**Task objective:**
Gather every line of the entries that includes the word "wniosku".

Stored records:
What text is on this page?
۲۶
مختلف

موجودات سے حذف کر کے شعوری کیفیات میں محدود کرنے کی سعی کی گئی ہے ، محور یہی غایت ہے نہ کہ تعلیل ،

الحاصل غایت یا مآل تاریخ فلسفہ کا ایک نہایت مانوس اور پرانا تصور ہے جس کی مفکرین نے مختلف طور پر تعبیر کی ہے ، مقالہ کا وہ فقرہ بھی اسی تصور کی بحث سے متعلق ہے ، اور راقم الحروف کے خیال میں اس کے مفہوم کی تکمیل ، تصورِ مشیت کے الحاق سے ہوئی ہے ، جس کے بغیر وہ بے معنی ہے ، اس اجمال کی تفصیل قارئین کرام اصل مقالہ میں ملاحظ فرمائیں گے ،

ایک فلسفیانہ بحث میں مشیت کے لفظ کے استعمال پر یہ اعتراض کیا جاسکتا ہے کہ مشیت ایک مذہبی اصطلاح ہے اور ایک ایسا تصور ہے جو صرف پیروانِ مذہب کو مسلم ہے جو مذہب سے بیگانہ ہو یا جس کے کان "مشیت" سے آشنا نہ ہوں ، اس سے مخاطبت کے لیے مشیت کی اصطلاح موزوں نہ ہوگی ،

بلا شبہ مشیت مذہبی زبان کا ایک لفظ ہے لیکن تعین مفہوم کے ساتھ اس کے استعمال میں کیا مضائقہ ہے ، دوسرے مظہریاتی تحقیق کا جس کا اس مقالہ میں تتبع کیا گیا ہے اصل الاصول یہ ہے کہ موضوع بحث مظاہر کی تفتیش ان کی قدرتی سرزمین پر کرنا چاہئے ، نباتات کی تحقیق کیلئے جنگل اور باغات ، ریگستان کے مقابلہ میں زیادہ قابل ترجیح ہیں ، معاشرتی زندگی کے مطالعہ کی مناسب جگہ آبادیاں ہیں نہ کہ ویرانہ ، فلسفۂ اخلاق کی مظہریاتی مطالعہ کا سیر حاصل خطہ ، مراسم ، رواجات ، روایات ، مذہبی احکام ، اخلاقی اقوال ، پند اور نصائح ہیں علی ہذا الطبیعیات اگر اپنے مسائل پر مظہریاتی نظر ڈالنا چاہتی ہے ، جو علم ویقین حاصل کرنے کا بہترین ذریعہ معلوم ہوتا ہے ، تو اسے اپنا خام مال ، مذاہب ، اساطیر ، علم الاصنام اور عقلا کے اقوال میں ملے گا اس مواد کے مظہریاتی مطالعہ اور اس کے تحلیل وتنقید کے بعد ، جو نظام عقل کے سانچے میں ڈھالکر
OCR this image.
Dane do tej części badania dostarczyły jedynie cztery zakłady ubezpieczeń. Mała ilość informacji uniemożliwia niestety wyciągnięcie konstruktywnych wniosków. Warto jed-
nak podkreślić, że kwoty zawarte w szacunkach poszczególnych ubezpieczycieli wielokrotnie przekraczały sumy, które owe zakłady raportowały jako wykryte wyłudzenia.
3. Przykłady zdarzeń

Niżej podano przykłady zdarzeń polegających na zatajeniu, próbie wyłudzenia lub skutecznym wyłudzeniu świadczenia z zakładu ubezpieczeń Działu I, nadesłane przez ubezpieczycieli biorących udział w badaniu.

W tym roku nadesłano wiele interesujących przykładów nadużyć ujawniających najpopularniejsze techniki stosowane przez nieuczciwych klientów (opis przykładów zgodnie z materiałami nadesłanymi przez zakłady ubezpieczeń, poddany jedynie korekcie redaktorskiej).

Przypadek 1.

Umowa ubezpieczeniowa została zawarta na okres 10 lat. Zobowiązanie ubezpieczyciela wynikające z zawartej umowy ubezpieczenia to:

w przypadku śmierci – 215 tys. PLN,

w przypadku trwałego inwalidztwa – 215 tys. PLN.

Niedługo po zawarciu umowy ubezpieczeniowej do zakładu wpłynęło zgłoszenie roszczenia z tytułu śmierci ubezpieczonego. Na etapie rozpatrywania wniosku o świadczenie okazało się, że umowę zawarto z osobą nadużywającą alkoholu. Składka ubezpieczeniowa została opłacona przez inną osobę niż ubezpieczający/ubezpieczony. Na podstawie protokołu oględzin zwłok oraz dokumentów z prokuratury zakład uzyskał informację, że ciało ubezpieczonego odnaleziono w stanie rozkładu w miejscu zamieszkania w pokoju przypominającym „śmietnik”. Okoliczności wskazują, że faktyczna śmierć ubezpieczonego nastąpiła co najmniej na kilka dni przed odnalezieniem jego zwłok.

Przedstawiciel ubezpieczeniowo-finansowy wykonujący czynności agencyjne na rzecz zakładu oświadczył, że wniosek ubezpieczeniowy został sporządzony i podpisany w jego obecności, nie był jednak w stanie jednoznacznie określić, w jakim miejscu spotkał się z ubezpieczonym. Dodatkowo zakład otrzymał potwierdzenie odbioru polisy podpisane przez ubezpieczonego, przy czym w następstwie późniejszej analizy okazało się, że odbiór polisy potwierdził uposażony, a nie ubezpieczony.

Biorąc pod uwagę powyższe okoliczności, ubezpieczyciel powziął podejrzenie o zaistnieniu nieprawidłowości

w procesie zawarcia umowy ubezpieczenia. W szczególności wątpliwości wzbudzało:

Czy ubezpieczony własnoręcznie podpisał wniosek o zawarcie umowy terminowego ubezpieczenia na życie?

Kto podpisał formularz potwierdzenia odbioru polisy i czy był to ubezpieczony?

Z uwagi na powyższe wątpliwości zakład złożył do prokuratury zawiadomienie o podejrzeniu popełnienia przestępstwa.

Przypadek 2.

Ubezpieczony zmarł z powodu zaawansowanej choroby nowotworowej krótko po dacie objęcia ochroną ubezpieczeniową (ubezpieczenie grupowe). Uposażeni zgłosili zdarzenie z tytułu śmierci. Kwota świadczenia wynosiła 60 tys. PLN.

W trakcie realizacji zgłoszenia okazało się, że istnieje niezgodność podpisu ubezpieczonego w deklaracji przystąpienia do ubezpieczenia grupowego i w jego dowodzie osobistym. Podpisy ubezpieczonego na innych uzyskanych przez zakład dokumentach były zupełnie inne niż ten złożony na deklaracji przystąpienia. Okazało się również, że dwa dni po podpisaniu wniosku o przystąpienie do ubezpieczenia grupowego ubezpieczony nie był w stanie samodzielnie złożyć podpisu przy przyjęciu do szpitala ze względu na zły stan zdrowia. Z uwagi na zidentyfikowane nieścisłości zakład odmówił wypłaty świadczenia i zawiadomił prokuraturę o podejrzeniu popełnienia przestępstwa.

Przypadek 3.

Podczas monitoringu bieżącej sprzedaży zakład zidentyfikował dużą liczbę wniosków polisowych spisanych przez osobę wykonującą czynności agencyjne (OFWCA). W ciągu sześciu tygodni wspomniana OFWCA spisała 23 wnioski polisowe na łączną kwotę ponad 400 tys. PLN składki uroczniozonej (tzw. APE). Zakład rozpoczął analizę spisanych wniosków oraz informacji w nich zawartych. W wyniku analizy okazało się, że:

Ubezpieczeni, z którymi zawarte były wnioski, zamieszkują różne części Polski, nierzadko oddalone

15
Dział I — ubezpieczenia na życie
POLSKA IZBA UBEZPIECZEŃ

**Answer in full:**
Niedługo po zawarciu umowy ubezpieczeniowej do zakładu wpłynęło zgłoszenie roszczenia z tytułu śmierci ubezpieczonego. Na etapie rozpatrywania wniosku o świadczenie okazało się, że umowę zawarto z osobą nadużywającą alkoholu. Składka ubezpieczeniowa została opłacona przez inną osobę niż ubezpieczający/ubezpieczony. Na podstawie protokołu oględzin zwłok oraz dokumentów z prokuratury zakład uzyskał informację, że ciało ubezpieczonego odnaleziono w stanie rozkładu w miejscu zamieszkania w pokoju przypominającym „śmietnik”. Okoliczności wskazują, że faktyczna śmierć ubezpieczonego nastąpiła co najmniej na kilka dni przed odnalezieniem jego zwłok.
W trakcie realizacji zgłoszenia okazało się, że istnieje niezgodność podpisu ubezpieczonego w deklaracji przystąpienia do ubezpieczenia grupowego i w jego dowodzie osobistym. Podpisy ubezpieczonego na innych uzyskanych przez zakład dokumentach były zupełnie inne niż ten złożony na deklaracji przystąpienia. Okazało się również, że dwa dni po podpisaniu wniosku o przystąpienie do ubezpieczenia grupowego ubezpieczony nie był w stanie samodzielnie złożyć podpisu przy przyjęciu do szpitala ze względu na zły stan zdrowia. Z uwagi na zidentyfikowane nieścisłości zakład odmówił wypłaty świadczenia i zawiadomił prokuraturę o podejrzeniu popełnienia przestępstwa.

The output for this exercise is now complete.